Figure record extracts
_____
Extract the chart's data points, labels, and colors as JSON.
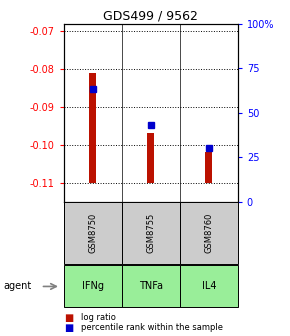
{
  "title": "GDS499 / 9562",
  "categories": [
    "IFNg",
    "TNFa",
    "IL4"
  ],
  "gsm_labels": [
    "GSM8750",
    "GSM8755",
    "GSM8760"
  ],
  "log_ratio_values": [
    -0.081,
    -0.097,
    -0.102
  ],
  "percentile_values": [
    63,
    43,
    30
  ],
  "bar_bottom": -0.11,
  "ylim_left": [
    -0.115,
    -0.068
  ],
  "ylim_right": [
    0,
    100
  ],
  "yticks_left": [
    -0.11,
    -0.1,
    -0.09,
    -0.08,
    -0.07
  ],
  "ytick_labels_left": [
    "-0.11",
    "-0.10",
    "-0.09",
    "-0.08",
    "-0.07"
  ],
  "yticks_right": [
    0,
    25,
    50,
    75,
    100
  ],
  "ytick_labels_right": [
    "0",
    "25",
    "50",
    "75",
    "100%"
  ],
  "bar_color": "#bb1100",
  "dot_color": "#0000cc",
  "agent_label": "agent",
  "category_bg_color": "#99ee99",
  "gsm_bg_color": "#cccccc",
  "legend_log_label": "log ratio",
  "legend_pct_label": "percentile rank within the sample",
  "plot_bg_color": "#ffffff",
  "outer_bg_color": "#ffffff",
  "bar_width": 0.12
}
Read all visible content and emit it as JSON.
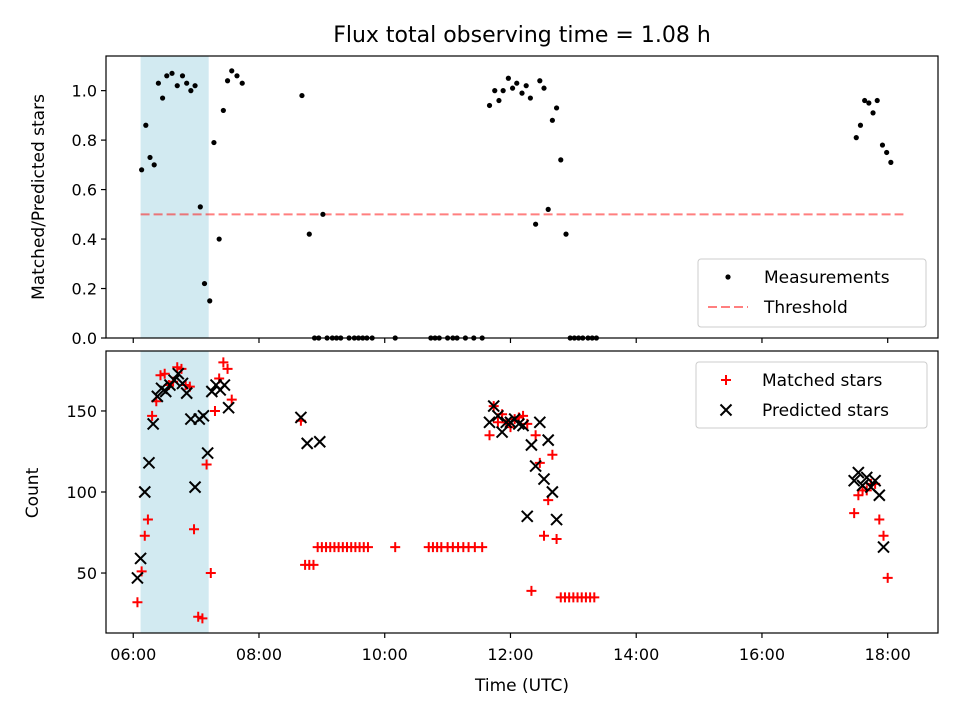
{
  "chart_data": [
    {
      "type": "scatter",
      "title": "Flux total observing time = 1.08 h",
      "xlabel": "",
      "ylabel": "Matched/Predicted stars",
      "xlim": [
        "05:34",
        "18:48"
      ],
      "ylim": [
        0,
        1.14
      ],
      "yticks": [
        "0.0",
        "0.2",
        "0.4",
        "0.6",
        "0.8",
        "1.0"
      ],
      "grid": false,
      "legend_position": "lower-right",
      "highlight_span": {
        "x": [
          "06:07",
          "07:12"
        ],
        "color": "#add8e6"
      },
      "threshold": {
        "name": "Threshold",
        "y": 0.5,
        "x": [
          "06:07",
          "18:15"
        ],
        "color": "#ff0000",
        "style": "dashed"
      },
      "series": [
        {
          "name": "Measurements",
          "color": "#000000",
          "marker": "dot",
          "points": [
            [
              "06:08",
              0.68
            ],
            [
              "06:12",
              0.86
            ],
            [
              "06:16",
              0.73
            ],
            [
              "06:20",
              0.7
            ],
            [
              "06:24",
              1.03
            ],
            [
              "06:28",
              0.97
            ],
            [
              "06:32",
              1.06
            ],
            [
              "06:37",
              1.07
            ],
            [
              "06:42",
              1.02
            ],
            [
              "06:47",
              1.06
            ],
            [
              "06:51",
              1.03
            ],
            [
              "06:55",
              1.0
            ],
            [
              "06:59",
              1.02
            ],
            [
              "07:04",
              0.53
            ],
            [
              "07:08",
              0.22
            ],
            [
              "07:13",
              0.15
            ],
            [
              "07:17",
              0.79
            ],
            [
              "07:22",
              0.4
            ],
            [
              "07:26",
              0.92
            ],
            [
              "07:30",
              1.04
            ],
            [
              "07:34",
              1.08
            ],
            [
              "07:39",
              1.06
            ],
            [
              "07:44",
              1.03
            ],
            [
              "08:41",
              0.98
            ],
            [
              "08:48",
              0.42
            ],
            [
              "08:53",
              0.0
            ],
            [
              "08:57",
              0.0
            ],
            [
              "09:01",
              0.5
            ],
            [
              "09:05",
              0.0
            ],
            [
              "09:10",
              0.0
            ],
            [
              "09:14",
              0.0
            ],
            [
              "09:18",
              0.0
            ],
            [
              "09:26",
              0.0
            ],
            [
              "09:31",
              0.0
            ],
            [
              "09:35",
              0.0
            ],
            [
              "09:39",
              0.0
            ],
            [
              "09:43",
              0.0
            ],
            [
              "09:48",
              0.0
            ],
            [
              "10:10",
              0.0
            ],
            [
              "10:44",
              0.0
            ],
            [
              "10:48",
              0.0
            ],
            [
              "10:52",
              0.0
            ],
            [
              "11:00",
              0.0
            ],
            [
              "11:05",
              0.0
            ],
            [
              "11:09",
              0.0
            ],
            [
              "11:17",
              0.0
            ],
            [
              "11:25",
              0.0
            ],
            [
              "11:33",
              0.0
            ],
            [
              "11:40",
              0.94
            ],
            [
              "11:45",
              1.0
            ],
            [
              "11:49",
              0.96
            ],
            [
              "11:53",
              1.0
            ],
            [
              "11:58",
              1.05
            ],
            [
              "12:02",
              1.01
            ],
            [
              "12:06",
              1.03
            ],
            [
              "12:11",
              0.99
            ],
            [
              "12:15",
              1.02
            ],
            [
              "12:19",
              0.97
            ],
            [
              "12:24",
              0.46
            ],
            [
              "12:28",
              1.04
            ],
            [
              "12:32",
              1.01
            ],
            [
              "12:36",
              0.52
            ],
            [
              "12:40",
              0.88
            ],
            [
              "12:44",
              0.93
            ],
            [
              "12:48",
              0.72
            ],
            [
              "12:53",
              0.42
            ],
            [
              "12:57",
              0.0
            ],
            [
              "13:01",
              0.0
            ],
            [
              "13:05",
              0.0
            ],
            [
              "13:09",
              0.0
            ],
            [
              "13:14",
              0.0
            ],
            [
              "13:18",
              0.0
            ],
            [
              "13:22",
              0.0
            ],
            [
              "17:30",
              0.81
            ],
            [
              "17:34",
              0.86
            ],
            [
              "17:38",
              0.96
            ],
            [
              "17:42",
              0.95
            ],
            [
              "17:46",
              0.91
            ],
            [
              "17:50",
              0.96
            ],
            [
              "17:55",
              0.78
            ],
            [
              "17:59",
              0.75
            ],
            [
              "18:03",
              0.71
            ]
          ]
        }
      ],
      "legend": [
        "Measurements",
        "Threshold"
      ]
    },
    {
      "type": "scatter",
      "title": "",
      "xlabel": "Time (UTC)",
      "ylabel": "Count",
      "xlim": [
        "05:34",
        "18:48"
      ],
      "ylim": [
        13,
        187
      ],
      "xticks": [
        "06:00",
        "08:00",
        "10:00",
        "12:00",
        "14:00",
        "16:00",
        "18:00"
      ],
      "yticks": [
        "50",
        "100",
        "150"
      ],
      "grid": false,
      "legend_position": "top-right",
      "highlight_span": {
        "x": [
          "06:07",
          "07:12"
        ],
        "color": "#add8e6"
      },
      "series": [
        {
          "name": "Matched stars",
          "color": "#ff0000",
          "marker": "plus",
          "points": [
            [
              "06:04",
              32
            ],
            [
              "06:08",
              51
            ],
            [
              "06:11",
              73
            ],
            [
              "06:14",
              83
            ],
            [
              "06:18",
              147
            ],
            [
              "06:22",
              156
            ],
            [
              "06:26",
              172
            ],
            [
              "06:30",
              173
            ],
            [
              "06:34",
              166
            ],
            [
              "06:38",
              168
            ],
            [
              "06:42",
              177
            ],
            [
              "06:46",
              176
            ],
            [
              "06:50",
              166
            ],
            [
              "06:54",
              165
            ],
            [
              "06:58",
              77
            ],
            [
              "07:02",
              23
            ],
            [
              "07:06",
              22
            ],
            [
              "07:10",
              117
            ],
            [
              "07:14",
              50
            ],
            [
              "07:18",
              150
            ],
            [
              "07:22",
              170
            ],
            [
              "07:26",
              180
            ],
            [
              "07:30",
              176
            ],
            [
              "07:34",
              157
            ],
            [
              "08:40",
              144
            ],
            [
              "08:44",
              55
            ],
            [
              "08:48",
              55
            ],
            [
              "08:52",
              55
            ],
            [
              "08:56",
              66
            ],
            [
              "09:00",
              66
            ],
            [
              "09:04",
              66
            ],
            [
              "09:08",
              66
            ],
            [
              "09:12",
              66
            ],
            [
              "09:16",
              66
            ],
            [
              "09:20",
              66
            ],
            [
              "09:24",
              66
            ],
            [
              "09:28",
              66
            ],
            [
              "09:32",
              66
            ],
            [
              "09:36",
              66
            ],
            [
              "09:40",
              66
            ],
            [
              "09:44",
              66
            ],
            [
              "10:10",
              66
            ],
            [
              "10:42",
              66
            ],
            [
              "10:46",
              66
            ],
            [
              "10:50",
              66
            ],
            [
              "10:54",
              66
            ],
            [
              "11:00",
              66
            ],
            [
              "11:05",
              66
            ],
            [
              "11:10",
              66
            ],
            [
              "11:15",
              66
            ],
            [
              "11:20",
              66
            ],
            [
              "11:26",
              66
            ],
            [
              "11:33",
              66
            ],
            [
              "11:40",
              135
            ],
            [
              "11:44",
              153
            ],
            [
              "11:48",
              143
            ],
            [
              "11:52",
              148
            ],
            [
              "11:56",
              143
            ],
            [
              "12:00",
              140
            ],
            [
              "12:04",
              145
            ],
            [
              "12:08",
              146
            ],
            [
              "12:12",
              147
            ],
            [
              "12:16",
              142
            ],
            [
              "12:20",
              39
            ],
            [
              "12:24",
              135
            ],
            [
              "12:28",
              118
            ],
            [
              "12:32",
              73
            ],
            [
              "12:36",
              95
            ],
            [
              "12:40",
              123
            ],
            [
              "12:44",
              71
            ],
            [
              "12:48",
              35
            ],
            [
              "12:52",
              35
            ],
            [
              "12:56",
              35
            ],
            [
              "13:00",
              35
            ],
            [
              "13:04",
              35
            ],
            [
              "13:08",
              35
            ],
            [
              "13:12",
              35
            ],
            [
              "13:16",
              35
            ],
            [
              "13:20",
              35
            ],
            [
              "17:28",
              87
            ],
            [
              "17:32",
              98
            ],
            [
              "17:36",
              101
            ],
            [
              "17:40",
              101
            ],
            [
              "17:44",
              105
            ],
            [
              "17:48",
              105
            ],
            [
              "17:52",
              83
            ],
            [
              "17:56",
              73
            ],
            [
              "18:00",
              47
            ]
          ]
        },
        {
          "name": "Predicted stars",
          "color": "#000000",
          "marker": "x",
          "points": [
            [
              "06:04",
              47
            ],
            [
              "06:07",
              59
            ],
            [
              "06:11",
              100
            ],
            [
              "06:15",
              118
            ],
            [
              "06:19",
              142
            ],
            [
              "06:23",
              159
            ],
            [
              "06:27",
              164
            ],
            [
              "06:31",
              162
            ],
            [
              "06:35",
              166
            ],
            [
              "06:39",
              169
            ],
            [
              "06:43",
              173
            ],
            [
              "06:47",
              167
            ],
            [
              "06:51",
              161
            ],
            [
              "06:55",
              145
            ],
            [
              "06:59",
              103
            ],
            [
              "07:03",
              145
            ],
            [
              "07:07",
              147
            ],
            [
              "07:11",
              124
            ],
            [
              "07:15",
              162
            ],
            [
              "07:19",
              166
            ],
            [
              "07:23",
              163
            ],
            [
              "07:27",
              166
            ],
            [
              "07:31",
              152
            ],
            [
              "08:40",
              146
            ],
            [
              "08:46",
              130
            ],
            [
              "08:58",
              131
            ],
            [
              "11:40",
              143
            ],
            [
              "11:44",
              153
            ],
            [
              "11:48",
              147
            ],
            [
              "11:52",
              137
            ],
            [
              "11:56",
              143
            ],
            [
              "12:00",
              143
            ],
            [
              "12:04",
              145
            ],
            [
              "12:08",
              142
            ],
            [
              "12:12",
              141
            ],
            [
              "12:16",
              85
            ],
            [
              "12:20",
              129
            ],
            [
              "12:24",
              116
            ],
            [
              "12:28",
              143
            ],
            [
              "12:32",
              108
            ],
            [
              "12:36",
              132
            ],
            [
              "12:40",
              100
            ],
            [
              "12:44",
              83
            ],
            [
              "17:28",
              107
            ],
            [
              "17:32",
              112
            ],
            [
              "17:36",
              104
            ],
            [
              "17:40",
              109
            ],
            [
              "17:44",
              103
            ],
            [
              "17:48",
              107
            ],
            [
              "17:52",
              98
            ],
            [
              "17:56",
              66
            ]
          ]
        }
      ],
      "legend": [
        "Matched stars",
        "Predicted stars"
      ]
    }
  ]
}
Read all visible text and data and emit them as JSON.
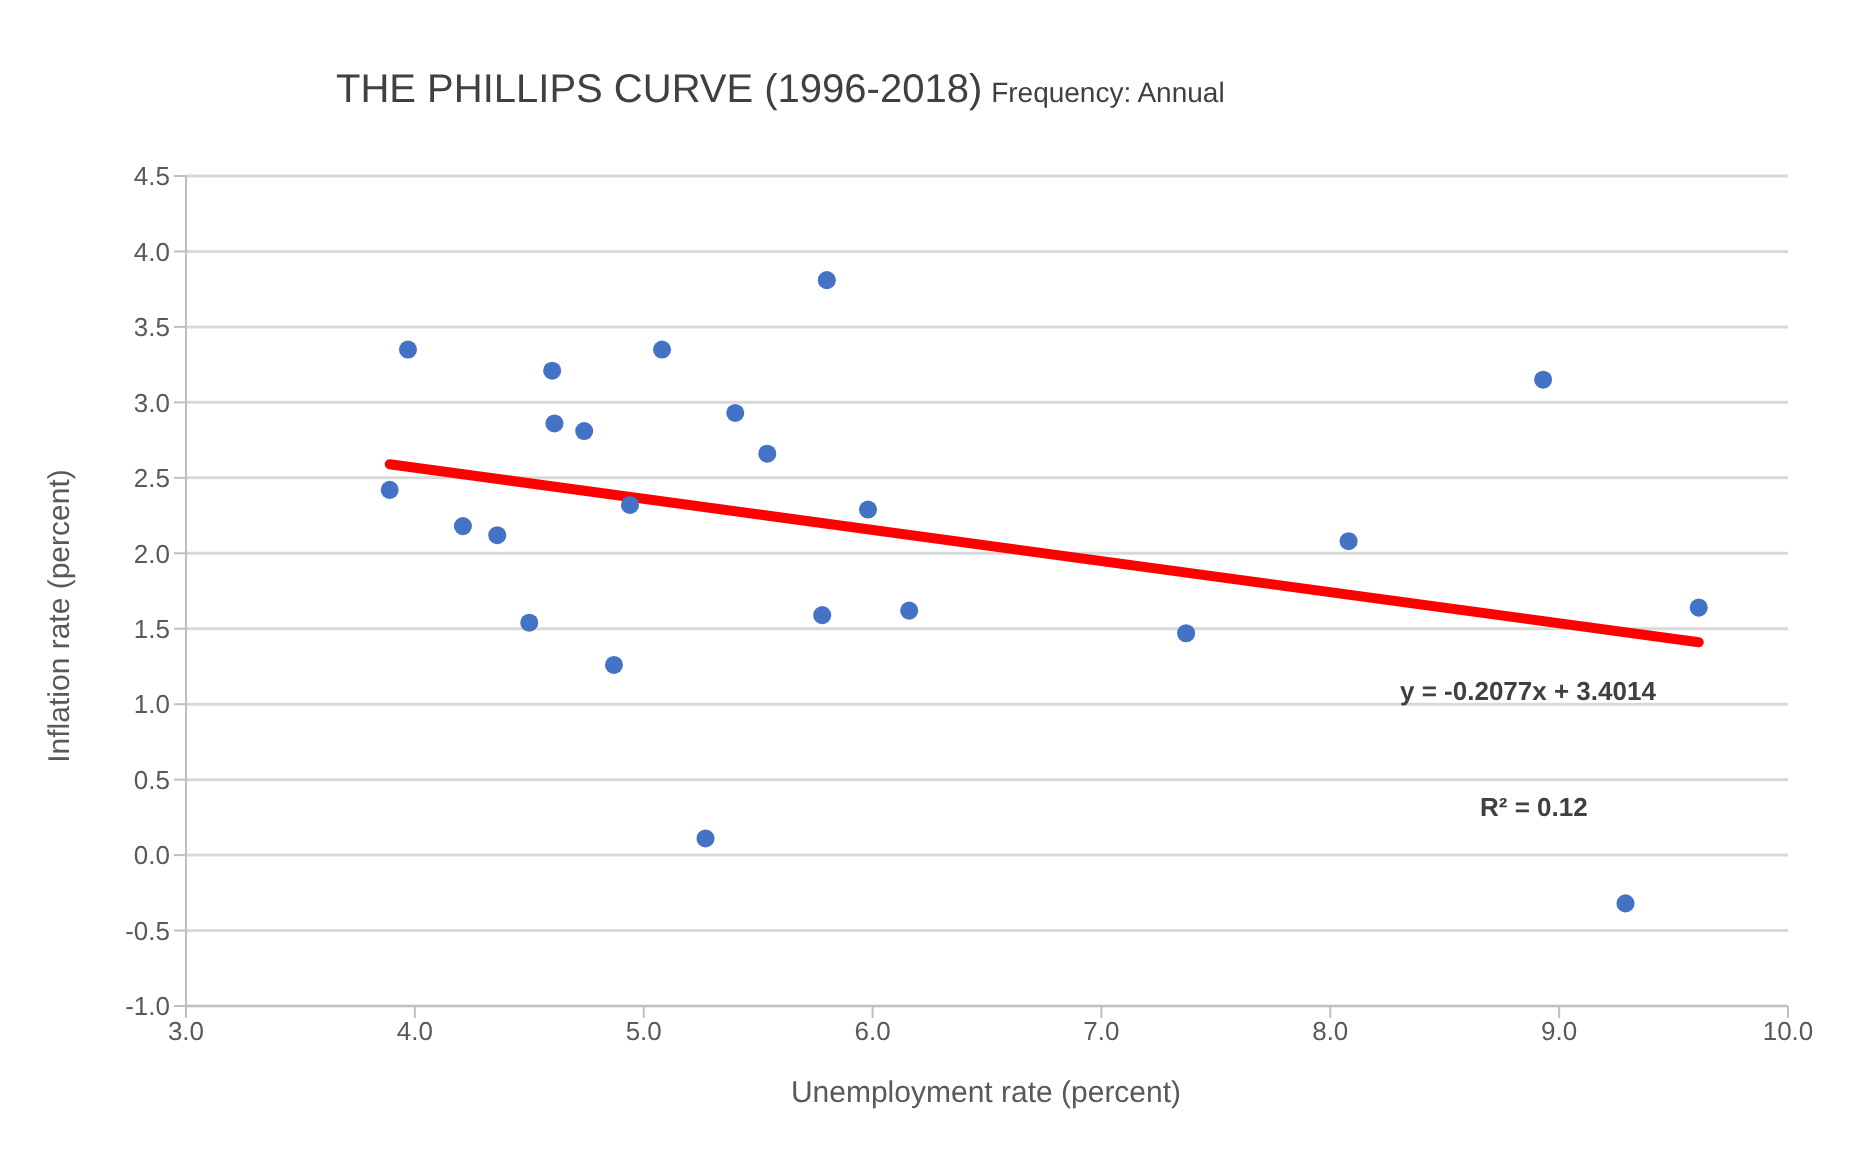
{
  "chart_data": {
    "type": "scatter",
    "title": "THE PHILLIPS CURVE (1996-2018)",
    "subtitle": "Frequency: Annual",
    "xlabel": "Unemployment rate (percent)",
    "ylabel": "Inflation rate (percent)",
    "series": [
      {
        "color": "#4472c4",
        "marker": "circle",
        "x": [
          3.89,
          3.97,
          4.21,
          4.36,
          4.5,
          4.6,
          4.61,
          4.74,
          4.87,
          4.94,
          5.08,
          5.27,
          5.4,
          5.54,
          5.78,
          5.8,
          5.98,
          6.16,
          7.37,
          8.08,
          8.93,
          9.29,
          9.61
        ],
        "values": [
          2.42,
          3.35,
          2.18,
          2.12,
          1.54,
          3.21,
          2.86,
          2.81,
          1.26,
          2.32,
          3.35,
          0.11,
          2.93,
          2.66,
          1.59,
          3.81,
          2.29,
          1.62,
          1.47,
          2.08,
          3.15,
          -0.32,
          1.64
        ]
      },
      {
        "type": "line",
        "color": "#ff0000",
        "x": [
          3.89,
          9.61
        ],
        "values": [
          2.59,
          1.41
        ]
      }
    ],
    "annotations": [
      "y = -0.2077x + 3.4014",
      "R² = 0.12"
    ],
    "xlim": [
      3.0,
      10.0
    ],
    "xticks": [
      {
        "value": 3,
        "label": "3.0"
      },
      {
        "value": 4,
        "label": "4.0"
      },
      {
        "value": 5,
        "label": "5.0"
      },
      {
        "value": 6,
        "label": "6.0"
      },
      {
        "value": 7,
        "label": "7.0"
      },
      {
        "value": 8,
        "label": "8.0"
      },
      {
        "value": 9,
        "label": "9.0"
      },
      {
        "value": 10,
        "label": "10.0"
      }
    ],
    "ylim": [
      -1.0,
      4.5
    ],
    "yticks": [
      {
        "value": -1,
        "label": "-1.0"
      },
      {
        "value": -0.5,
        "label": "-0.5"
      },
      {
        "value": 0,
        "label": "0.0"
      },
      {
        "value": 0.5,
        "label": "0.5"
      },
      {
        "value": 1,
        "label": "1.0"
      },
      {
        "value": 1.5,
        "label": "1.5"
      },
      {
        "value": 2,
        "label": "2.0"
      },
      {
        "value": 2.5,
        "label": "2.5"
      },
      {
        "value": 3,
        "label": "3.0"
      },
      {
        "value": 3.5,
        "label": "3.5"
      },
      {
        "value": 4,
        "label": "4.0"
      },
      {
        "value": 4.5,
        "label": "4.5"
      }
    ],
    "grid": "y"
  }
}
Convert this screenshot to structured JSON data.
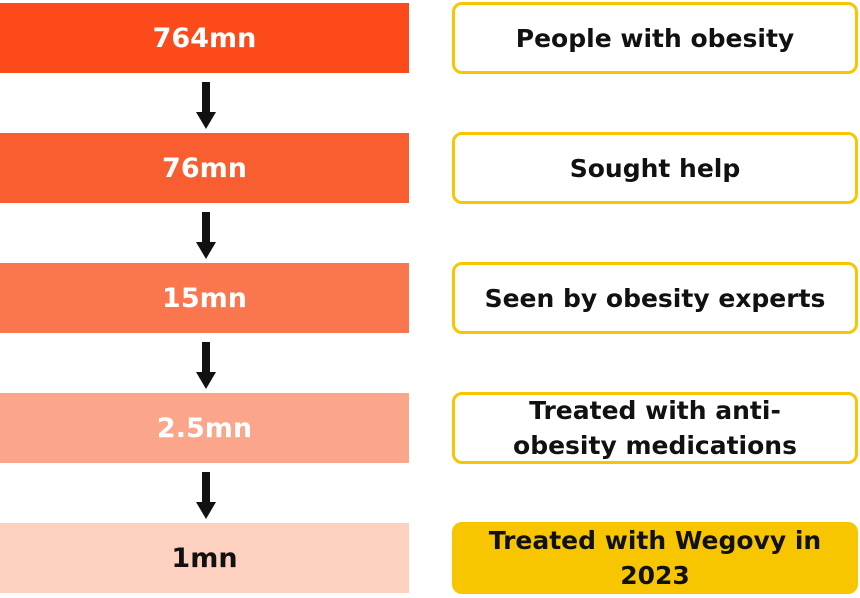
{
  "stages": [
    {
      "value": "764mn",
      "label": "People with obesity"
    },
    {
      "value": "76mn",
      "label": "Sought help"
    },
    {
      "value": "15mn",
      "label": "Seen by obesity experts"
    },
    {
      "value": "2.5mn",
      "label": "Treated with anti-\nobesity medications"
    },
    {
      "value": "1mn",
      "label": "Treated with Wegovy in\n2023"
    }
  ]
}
_____
Show each line of the listing that holds the string "name".

ANSWER IN FULL
        "name": "Threshold",
          "name": "Measurements",
          "name": "Matched stars",
          "name": "Predicted stars",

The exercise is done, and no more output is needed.